### Your objective
Filter the records for lines holding the string "слова".

Recorded data:
• • • •
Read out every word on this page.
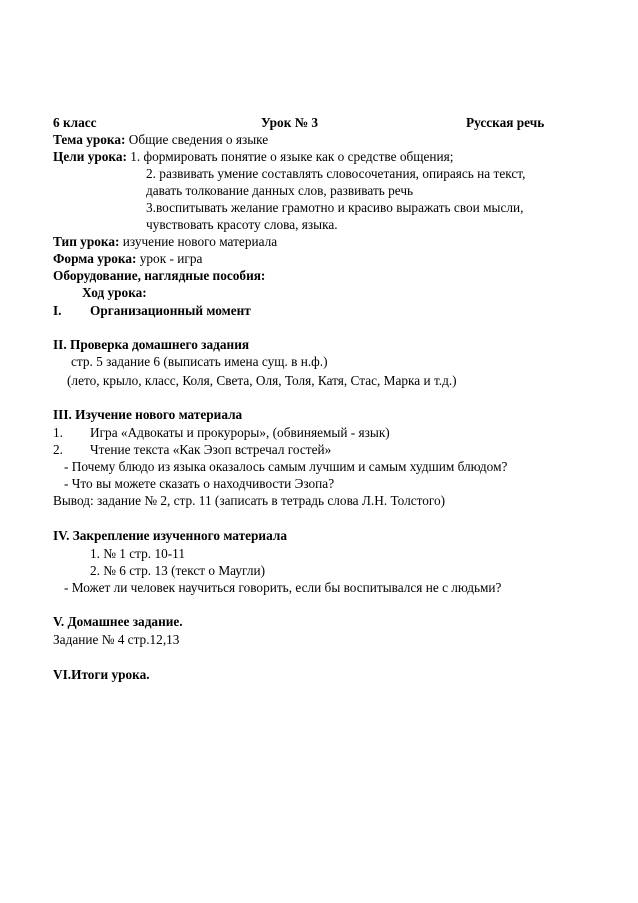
6 класс	Урок № 3	Русская речь
Тема урока: Общие сведения о языке
Цели урока: 1. формировать понятие о языке как о средстве общения;
2. развивать умение составлять словосочетания, опираясь на текст,
давать толкование данных слов, развивать речь
3.воспитывать желание грамотно и красиво выражать свои мысли,
чувствовать красоту слова, языка.
Тип урока: изучение нового материала
Форма урока: урок - игра
Оборудование, наглядные пособия:
Ход урока:
I. Организационный момент
II. Проверка домашнего задания
стр. 5 задание 6 (выписать имена сущ. в н.ф.)
(лето, крыло, класс, Коля, Света, Оля, Толя, Катя, Стас, Марка и т.д.)
III. Изучение нового материала
1. Игра «Адвокаты и прокуроры», (обвиняемый - язык)
2. Чтение текста «Как Эзоп встречал гостей»
- Почему блюдо из языка оказалось самым лучшим и самым худшим блюдом?
- Что вы можете сказать о находчивости Эзопа?
Вывод: задание № 2, стр. 11 (записать в тетрадь слова Л.Н. Толстого)
IV. Закрепление изученного материала
1. № 1 стр. 10-11
2. № 6 стр. 13 (текст о Маугли)
- Может ли человек научиться говорить, если бы воспитывался не с людьми?
V. Домашнее задание.
Задание № 4 стр.12,13
VI.Итоги урока.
• • • •
### Answer to this exercise
чувствовать красоту слова, языка.
Вывод: задание № 2, стр. 11 (записать в тетрадь слова Л.Н. Толстого)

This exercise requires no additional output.